Task goal:
Determine how many lines carry the word "Traffic". Output that number only.

(Figure record extracts)
++++++++

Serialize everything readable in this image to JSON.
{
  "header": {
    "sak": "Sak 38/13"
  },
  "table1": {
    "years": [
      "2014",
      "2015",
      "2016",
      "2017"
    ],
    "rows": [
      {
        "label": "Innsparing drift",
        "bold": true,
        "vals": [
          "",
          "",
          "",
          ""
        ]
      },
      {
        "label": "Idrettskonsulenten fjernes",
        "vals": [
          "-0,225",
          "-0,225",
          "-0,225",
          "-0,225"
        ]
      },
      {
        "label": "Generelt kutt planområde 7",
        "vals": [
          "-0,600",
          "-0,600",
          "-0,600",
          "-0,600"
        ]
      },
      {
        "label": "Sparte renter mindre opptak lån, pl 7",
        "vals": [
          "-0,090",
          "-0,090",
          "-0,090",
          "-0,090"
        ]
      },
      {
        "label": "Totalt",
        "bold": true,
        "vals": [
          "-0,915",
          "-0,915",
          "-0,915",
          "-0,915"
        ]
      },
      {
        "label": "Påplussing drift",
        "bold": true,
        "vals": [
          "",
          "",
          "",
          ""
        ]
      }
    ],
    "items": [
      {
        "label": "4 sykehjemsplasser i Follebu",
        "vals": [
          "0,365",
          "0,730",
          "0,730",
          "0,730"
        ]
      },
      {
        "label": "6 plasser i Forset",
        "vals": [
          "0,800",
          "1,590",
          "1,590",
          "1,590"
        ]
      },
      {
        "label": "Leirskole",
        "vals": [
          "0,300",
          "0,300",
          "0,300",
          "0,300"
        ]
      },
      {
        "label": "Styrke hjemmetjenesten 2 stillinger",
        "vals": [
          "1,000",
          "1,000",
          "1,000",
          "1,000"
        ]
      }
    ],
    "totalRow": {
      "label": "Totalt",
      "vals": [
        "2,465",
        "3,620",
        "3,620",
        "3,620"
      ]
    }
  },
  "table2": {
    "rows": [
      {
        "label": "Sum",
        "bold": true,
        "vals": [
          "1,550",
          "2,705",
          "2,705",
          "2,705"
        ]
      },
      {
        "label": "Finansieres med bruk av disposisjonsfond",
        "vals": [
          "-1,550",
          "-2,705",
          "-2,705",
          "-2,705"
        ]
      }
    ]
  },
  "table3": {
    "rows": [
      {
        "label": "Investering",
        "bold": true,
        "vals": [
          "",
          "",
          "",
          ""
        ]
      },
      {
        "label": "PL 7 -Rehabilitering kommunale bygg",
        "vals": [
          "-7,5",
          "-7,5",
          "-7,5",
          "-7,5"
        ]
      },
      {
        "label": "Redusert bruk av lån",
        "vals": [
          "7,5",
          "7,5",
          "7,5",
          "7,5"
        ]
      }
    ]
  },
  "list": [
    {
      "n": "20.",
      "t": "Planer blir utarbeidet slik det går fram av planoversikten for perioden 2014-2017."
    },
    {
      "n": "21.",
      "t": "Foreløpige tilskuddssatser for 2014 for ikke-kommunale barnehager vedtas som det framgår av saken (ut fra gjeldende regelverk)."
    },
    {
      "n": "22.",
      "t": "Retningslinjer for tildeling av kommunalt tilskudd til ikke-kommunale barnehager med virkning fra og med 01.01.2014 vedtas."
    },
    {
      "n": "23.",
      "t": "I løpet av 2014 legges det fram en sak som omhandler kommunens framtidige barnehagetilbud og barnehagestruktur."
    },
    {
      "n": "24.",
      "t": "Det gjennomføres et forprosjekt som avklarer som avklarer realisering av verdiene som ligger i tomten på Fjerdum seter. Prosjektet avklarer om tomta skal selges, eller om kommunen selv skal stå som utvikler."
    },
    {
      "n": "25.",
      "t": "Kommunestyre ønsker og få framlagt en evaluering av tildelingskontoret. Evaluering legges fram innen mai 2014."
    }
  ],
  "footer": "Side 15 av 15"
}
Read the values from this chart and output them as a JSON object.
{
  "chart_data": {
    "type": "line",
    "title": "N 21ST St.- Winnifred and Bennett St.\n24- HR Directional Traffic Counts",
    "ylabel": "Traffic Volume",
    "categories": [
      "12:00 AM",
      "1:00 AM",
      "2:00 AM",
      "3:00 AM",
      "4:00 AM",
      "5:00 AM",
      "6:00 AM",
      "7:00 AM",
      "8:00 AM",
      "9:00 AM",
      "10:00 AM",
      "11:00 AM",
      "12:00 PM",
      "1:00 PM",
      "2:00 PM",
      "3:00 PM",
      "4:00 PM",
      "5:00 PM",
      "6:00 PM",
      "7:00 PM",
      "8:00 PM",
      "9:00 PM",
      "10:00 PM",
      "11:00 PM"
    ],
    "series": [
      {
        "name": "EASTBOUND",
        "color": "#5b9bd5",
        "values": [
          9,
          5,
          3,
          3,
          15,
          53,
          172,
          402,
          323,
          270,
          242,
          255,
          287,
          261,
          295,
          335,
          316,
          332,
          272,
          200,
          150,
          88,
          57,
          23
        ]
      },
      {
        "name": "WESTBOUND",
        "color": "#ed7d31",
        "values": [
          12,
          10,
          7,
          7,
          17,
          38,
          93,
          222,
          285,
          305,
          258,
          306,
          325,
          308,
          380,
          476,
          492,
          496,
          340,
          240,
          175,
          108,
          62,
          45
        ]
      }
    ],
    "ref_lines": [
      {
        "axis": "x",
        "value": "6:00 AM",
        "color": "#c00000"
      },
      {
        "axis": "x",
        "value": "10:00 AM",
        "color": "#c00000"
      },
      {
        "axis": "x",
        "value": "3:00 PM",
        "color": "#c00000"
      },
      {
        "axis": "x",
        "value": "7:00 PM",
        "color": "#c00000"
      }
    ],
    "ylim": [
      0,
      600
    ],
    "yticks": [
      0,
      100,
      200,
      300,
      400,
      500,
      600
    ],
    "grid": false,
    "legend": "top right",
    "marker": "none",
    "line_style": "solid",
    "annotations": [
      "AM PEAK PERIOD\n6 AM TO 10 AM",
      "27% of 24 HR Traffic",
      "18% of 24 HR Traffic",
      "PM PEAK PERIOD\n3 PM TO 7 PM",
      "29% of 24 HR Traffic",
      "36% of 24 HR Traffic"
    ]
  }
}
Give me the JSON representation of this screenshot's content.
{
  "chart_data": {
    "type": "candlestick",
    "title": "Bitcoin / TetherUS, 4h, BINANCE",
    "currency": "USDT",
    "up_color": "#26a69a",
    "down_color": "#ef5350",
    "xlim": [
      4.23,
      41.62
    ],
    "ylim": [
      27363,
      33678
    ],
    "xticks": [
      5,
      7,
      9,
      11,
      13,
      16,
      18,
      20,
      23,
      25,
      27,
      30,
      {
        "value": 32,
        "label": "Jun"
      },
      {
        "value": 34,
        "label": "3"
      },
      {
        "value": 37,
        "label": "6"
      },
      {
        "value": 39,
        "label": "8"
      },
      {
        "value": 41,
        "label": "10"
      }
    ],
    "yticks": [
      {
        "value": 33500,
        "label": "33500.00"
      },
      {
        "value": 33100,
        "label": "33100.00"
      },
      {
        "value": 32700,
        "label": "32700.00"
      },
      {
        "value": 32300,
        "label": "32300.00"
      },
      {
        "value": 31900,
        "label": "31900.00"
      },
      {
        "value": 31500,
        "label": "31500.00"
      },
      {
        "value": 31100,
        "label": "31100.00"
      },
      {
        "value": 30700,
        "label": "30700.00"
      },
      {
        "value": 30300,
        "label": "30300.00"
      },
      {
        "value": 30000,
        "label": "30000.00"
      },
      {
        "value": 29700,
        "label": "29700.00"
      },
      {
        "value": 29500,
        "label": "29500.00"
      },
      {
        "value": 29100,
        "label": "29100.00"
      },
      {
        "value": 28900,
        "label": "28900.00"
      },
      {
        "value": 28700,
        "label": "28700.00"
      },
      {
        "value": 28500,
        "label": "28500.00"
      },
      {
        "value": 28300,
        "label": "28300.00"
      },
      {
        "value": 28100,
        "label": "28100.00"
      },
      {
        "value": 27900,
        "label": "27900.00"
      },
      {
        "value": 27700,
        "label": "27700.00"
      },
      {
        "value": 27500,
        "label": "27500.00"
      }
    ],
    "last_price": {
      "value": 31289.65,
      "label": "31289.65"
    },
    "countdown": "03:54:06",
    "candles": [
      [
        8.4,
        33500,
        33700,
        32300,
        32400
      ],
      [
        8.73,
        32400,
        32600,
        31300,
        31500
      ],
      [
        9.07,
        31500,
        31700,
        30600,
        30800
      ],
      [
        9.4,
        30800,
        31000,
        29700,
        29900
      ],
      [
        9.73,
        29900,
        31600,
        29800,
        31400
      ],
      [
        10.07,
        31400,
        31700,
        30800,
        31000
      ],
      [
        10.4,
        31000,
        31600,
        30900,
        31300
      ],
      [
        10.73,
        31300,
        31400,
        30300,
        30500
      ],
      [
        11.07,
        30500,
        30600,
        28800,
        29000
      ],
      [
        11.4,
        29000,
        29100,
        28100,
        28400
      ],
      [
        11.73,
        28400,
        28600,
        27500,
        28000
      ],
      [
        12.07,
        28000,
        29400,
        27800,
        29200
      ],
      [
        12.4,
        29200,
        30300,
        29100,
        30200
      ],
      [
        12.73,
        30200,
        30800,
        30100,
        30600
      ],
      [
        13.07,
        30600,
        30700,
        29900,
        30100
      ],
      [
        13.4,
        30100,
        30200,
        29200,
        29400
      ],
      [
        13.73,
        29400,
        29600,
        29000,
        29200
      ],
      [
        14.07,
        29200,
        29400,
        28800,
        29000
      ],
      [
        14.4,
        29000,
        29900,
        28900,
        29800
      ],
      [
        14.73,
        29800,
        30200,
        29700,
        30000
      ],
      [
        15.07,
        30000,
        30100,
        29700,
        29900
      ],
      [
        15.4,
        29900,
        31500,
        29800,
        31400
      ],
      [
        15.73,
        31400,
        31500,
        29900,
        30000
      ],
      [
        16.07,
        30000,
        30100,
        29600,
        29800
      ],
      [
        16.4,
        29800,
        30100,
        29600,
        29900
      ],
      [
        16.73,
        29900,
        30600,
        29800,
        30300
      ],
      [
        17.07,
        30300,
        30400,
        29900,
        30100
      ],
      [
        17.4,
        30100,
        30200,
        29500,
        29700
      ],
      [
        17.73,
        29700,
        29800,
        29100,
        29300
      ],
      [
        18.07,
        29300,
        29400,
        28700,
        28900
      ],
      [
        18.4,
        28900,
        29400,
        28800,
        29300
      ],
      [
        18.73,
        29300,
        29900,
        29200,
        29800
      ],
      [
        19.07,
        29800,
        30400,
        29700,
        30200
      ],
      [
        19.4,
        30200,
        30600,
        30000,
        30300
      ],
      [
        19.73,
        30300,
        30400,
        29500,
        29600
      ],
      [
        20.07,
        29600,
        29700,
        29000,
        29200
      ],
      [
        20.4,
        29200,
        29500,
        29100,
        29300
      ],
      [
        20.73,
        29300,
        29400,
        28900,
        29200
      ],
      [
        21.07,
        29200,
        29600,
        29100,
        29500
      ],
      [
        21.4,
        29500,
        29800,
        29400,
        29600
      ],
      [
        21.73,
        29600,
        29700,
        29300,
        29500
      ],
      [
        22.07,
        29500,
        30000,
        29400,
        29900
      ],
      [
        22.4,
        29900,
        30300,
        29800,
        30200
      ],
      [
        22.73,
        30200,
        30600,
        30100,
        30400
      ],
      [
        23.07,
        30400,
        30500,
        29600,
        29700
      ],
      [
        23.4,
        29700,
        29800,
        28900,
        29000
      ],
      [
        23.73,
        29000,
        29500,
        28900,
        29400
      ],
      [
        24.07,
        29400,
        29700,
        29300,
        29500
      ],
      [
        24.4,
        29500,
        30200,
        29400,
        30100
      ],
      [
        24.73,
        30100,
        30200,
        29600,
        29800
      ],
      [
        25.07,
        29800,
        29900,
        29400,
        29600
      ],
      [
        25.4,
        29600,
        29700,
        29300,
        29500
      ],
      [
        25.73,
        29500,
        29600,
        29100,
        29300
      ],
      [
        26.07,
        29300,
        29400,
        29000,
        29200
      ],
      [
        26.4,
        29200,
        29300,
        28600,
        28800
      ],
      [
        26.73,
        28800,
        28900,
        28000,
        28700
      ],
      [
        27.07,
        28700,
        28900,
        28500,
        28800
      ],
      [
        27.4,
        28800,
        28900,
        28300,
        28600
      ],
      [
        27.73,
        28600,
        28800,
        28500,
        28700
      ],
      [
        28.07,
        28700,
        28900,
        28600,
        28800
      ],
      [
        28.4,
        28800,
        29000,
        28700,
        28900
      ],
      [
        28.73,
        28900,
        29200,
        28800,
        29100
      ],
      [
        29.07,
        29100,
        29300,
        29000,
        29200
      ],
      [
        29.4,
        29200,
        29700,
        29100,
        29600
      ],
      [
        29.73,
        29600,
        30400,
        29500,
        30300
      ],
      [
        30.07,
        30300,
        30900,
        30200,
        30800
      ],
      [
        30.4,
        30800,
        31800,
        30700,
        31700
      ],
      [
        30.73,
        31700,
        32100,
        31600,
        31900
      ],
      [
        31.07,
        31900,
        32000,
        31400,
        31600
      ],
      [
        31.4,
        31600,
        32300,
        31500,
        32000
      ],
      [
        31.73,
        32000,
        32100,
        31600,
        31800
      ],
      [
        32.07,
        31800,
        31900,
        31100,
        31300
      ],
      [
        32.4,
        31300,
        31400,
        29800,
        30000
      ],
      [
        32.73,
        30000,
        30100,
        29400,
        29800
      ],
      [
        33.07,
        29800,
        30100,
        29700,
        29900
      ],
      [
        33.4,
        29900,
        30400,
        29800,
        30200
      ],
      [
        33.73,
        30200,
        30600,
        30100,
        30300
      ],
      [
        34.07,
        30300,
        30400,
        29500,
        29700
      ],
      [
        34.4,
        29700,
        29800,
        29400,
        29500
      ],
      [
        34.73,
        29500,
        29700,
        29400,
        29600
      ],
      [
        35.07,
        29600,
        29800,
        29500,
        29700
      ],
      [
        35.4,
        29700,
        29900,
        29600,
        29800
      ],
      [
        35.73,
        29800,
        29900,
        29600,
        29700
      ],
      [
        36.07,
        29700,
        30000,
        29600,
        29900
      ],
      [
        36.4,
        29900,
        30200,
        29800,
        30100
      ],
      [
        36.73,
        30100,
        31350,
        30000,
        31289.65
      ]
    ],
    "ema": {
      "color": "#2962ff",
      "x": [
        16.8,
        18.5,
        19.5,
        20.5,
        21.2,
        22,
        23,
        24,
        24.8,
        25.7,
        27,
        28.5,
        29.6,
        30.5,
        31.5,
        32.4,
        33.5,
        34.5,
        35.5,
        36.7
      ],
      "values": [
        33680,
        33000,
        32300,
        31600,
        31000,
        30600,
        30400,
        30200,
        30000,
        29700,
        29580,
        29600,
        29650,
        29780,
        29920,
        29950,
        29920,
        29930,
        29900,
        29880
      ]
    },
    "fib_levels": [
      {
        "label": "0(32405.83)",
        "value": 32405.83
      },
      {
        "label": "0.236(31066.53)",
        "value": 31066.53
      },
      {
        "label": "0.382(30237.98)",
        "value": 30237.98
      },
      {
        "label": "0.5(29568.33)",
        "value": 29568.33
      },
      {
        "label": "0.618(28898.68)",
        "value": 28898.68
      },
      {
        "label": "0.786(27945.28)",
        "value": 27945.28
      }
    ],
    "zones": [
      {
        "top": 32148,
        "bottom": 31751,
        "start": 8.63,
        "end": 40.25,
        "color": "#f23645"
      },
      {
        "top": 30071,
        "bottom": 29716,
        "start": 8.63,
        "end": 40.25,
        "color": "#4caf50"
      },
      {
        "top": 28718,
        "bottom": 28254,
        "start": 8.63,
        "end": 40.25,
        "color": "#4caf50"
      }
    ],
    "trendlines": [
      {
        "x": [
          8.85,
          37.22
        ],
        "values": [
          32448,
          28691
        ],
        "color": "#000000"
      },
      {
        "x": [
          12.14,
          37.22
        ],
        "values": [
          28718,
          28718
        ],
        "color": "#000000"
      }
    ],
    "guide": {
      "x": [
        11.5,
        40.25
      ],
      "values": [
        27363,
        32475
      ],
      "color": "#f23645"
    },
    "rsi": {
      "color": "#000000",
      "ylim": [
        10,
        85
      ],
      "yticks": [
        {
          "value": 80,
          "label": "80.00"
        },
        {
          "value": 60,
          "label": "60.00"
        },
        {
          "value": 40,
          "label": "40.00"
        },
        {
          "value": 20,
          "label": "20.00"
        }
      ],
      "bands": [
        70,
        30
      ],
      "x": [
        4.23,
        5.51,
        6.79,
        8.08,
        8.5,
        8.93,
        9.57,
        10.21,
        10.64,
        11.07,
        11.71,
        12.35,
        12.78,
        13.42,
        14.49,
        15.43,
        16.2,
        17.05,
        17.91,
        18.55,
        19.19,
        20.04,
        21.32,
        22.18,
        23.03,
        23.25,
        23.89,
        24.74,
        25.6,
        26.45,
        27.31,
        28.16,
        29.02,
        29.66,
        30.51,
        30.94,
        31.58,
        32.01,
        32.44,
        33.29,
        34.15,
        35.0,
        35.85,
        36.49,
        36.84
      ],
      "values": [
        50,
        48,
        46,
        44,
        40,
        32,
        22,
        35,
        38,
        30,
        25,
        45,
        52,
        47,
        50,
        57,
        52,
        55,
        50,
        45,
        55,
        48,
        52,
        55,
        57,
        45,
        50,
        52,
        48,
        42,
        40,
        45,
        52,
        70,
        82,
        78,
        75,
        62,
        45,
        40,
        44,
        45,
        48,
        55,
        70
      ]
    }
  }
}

++++++++

Solution for this exercise:
6